Directions for this task: Pull out each row that contains the string "bubble", copying the full row.

(Bounding box entries)
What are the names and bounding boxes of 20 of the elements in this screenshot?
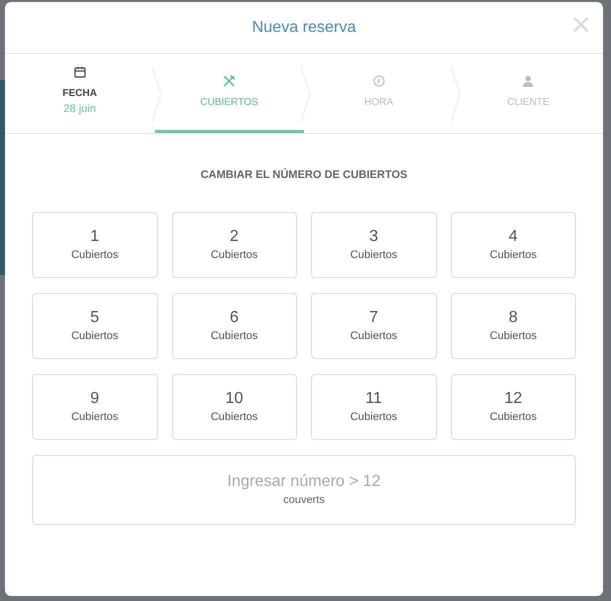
custom-count-option[interactable]: Ingresar número > 12 couverts	[32, 455, 576, 525]
guest-count-option[interactable]: 4 Cubiertos	[450, 212, 576, 278]
guest-count-option[interactable]: 10 Cubiertos	[172, 374, 297, 440]
fork-knife-icon	[223, 74, 236, 86]
guest-count-option[interactable]: 8 Cubiertos	[450, 293, 576, 359]
guest-count-option[interactable]: 3 Cubiertos	[311, 212, 436, 278]
guest-count-option[interactable]: 9 Cubiertos	[32, 374, 158, 440]
guest-count-option[interactable]: 7 Cubiertos	[311, 293, 436, 359]
section-heading: CAMBIAR EL NÚMERO DE CUBIERTOS	[200, 169, 408, 181]
guest-count-option[interactable]: 5 Cubiertos	[32, 293, 158, 359]
modal-title: Nueva reserva	[252, 18, 356, 38]
guest-count-option[interactable]: 11 Cubiertos	[311, 374, 436, 440]
guest-count-option[interactable]: 1 Cubiertos	[32, 212, 158, 278]
guest-count-option[interactable]: 12 Cubiertos	[450, 374, 576, 440]
clock-icon	[372, 74, 385, 86]
calendar-icon	[74, 66, 86, 78]
step-tab[interactable]: FECHA 28 juin	[5, 54, 154, 133]
guest-count-option[interactable]: 2 Cubiertos	[172, 212, 297, 278]
user-icon	[522, 74, 534, 86]
guest-count-option[interactable]: 6 Cubiertos	[172, 293, 297, 359]
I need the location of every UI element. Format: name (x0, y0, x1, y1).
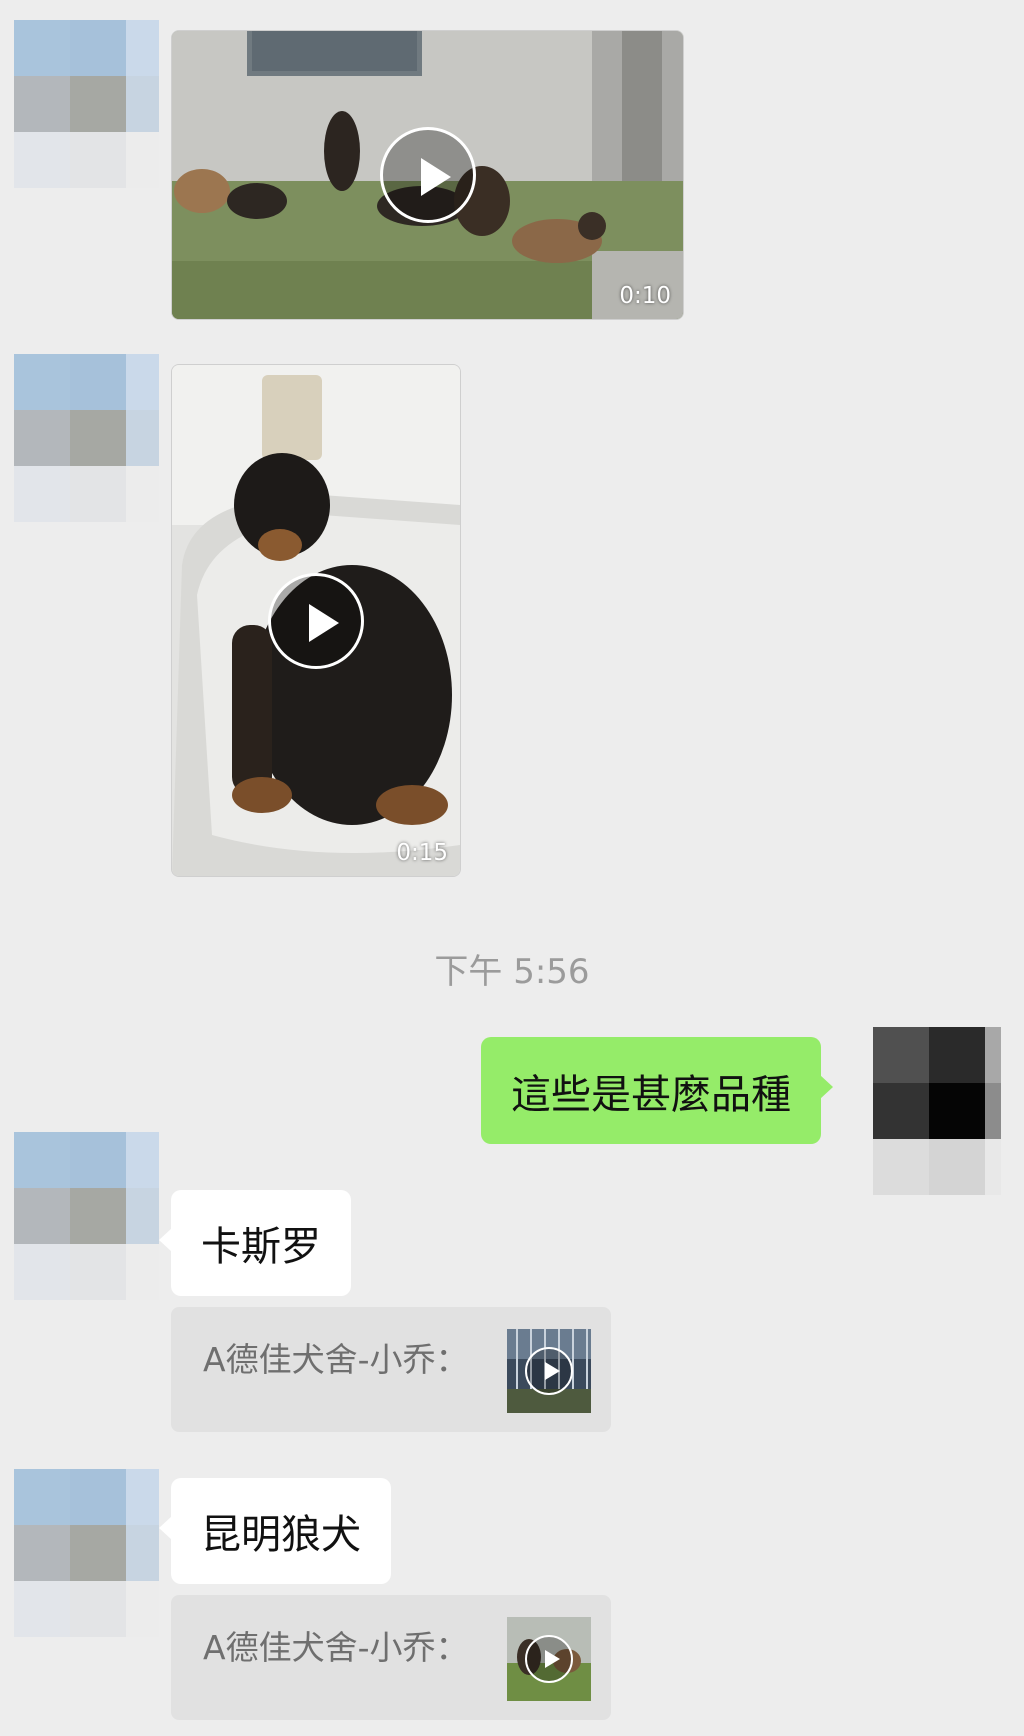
video-thumbnail-icon[interactable] (507, 1617, 591, 1701)
quoted-message[interactable]: A德佳犬舍-小乔： (171, 1307, 611, 1432)
video-message[interactable]: 0:15 (171, 364, 461, 877)
video-message[interactable]: 0:10 (171, 30, 684, 320)
video-thumbnail-icon[interactable] (507, 1329, 591, 1413)
play-icon[interactable] (379, 127, 476, 223)
message-text: 昆明狼犬 (201, 1512, 361, 1558)
my-avatar[interactable] (873, 1027, 1001, 1195)
play-icon[interactable] (268, 572, 364, 669)
message-text: 這些是甚麼品種 (511, 1071, 791, 1118)
friend-message-bubble[interactable]: 卡斯罗 (159, 1190, 351, 1296)
quoted-message[interactable]: A德佳犬舍-小乔： (171, 1595, 611, 1720)
message-text: 卡斯罗 (201, 1224, 321, 1270)
my-message-bubble[interactable]: 這些是甚麼品種 (481, 1037, 833, 1144)
quote-text: A德佳犬舍-小乔： (203, 1340, 469, 1379)
friend-avatar[interactable] (14, 1132, 159, 1300)
video-duration: 0:15 (396, 840, 448, 866)
friend-message-bubble[interactable]: 昆明狼犬 (159, 1478, 391, 1584)
message-timestamp: 下午 5:56 (434, 952, 590, 992)
friend-avatar[interactable] (14, 354, 159, 522)
friend-avatar[interactable] (14, 1469, 159, 1637)
friend-avatar[interactable] (14, 20, 159, 188)
quote-text: A德佳犬舍-小乔： (203, 1628, 469, 1667)
video-duration: 0:10 (619, 283, 671, 309)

Output:
friend-message-bubble[interactable]: 卡斯罗 (159, 1190, 351, 1296)
my-message-bubble[interactable]: 這些是甚麼品種 (481, 1037, 833, 1144)
friend-message-bubble[interactable]: 昆明狼犬 (159, 1478, 391, 1584)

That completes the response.